SET PROBLEM - Rewrite the lines below with every "Has problems" changed to "Has issues" and everything else left as it is, omitting the pictures.
--- Start of RECORDS SHOWN ---
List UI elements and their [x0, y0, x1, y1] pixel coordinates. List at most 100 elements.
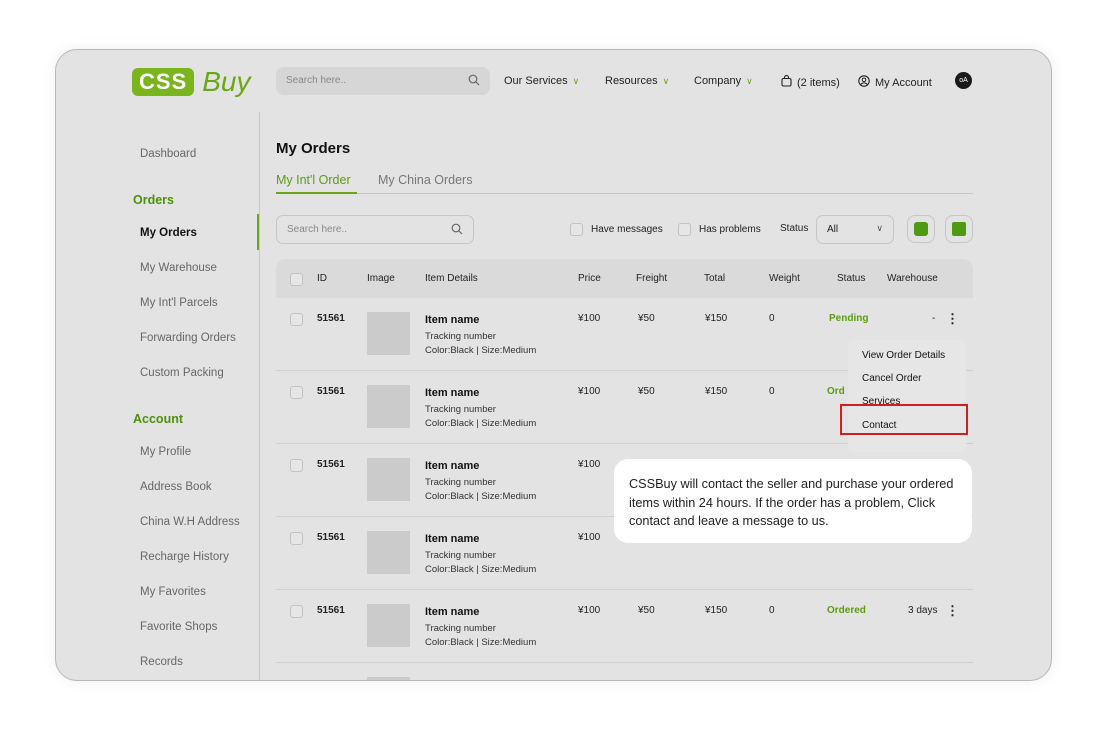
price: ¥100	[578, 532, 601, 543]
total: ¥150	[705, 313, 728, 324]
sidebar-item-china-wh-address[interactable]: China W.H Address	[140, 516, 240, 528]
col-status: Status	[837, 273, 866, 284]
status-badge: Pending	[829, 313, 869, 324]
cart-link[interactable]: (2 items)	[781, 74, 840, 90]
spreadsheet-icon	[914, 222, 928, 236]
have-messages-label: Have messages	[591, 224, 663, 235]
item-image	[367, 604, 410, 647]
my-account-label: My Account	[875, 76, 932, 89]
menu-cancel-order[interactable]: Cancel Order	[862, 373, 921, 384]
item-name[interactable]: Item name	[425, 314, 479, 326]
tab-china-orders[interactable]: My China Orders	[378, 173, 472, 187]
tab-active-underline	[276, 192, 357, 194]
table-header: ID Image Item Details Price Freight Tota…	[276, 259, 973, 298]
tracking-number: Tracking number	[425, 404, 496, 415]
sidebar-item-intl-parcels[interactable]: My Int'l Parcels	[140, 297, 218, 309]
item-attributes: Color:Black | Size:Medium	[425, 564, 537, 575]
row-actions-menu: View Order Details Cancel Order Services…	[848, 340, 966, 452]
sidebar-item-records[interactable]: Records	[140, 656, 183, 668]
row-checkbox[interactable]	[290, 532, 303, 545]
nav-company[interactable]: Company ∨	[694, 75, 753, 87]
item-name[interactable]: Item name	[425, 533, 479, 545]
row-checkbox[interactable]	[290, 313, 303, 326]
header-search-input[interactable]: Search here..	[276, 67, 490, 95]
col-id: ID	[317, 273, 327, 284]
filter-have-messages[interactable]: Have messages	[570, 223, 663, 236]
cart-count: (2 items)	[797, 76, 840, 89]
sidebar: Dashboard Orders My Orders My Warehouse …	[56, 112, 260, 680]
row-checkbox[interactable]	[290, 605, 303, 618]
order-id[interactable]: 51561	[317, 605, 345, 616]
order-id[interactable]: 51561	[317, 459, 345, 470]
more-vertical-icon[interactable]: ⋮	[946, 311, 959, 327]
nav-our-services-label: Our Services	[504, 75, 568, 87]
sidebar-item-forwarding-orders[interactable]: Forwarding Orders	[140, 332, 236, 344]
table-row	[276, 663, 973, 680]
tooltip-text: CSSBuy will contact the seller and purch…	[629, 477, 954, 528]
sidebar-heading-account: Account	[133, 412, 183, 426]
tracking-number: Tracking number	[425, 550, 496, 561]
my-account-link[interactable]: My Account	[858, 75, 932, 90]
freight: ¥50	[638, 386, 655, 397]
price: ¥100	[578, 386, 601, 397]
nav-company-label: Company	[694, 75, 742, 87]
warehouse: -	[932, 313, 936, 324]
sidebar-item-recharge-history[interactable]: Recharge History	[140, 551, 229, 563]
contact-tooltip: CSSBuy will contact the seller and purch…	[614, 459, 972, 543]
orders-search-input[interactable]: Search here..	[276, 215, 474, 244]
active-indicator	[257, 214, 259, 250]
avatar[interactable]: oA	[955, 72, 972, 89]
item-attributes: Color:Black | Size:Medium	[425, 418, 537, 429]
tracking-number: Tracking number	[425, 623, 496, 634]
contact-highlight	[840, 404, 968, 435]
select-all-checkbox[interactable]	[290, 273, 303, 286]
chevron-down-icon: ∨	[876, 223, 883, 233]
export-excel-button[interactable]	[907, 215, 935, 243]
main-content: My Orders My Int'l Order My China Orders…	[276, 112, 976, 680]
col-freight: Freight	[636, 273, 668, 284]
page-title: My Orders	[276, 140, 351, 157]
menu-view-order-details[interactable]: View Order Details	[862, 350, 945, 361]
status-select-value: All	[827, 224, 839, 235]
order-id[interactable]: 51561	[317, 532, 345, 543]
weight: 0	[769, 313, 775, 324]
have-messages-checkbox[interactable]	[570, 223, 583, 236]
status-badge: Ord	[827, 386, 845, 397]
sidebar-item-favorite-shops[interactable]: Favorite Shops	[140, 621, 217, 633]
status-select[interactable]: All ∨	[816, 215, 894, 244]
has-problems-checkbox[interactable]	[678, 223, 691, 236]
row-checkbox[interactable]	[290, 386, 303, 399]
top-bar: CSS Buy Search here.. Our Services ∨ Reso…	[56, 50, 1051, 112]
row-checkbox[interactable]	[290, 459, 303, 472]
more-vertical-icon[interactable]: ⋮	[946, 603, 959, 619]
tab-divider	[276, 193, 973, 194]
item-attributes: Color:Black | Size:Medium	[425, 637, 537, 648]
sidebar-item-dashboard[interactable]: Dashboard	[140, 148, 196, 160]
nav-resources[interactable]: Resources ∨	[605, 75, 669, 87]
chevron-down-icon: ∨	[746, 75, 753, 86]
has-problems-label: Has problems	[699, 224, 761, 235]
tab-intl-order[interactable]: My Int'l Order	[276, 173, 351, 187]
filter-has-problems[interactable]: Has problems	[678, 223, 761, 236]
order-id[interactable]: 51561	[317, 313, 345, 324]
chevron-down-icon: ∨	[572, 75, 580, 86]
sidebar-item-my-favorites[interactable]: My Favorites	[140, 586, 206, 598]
--- End of RECORDS SHOWN ---
ANSWER TO THIS PROBLEM -
List UI elements and their [x0, y0, x1, y1] pixel coordinates. List at most 100 elements.
price: ¥100	[578, 532, 601, 543]
total: ¥150	[705, 313, 728, 324]
sidebar-item-china-wh-address[interactable]: China W.H Address	[140, 516, 240, 528]
col-status: Status	[837, 273, 866, 284]
status-badge: Pending	[829, 313, 869, 324]
cart-link[interactable]: (2 items)	[781, 74, 840, 90]
spreadsheet-icon	[914, 222, 928, 236]
have-messages-label: Have messages	[591, 224, 663, 235]
item-image	[367, 604, 410, 647]
my-account-label: My Account	[875, 76, 932, 89]
menu-cancel-order[interactable]: Cancel Order	[862, 373, 921, 384]
item-name[interactable]: Item name	[425, 314, 479, 326]
tab-china-orders[interactable]: My China Orders	[378, 173, 472, 187]
tab-active-underline	[276, 192, 357, 194]
table-header: ID Image Item Details Price Freight Tota…	[276, 259, 973, 298]
tracking-number: Tracking number	[425, 404, 496, 415]
sidebar-item-intl-parcels[interactable]: My Int'l Parcels	[140, 297, 218, 309]
item-attributes: Color:Black | Size:Medium	[425, 564, 537, 575]
row-actions-menu: View Order Details Cancel Order Services…	[848, 340, 966, 452]
sidebar-item-records[interactable]: Records	[140, 656, 183, 668]
row-checkbox[interactable]	[290, 532, 303, 545]
nav-company[interactable]: Company ∨	[694, 75, 753, 87]
item-name[interactable]: Item name	[425, 533, 479, 545]
row-checkbox[interactable]	[290, 313, 303, 326]
header-search-input[interactable]: Search here..	[276, 67, 490, 95]
col-id: ID	[317, 273, 327, 284]
filter-have-messages[interactable]: Have messages	[570, 223, 663, 236]
cart-count: (2 items)	[797, 76, 840, 89]
sidebar: Dashboard Orders My Orders My Warehouse …	[56, 112, 260, 680]
row-checkbox[interactable]	[290, 605, 303, 618]
order-id[interactable]: 51561	[317, 605, 345, 616]
order-id[interactable]: 51561	[317, 459, 345, 470]
more-vertical-icon[interactable]: ⋮	[946, 311, 959, 327]
nav-our-services-label: Our Services	[504, 75, 568, 87]
sidebar-item-forwarding-orders[interactable]: Forwarding Orders	[140, 332, 236, 344]
table-row	[276, 663, 973, 680]
tooltip-text: CSSBuy will contact the seller and purch…	[629, 477, 954, 528]
sidebar-heading-account: Account	[133, 412, 183, 426]
tracking-number: Tracking number	[425, 550, 496, 561]
my-account-link[interactable]: My Account	[858, 75, 932, 90]
freight: ¥50	[638, 386, 655, 397]
price: ¥100	[578, 386, 601, 397]
nav-company-label: Company	[694, 75, 742, 87]
warehouse: -	[932, 313, 936, 324]
sidebar-item-recharge-history[interactable]: Recharge History	[140, 551, 229, 563]
contact-tooltip: CSSBuy will contact the seller and purch…	[614, 459, 972, 543]
orders-search-input[interactable]: Search here..	[276, 215, 474, 244]
active-indicator	[257, 214, 259, 250]
avatar[interactable]: oA	[955, 72, 972, 89]
item-attributes: Color:Black | Size:Medium	[425, 418, 537, 429]
tracking-number: Tracking number	[425, 623, 496, 634]
contact-highlight	[840, 404, 968, 435]
select-all-checkbox[interactable]	[290, 273, 303, 286]
chevron-down-icon: ∨	[876, 223, 883, 233]
export-excel-button[interactable]	[907, 215, 935, 243]
main-content: My Orders My Int'l Order My China Orders…	[276, 112, 976, 680]
col-freight: Freight	[636, 273, 668, 284]
page-title: My Orders	[276, 140, 351, 157]
menu-view-order-details[interactable]: View Order Details	[862, 350, 945, 361]
status-select-value: All	[827, 224, 839, 235]
order-id[interactable]: 51561	[317, 532, 345, 543]
weight: 0	[769, 313, 775, 324]
have-messages-checkbox[interactable]	[570, 223, 583, 236]
status-badge: Ord	[827, 386, 845, 397]
sidebar-item-favorite-shops[interactable]: Favorite Shops	[140, 621, 217, 633]
status-select[interactable]: All ∨	[816, 215, 894, 244]
has-problems-checkbox[interactable]	[678, 223, 691, 236]
row-checkbox[interactable]	[290, 386, 303, 399]
top-bar: CSS Buy Search here.. Our Services ∨ Reso…	[56, 50, 1051, 112]
row-checkbox[interactable]	[290, 459, 303, 472]
more-vertical-icon[interactable]: ⋮	[946, 603, 959, 619]
tab-divider	[276, 193, 973, 194]
item-attributes: Color:Black | Size:Medium	[425, 637, 537, 648]
sidebar-item-dashboard[interactable]: Dashboard	[140, 148, 196, 160]
nav-resources[interactable]: Resources ∨	[605, 75, 669, 87]
chevron-down-icon: ∨	[746, 75, 753, 86]
has-problems-label: Has issues	[699, 224, 761, 235]
tab-intl-order[interactable]: My Int'l Order	[276, 173, 351, 187]
filter-has-problems[interactable]: Has issues	[678, 223, 761, 236]
order-id[interactable]: 51561	[317, 313, 345, 324]
chevron-down-icon: ∨	[572, 75, 580, 86]
sidebar-item-my-favorites[interactable]: My Favorites	[140, 586, 206, 598]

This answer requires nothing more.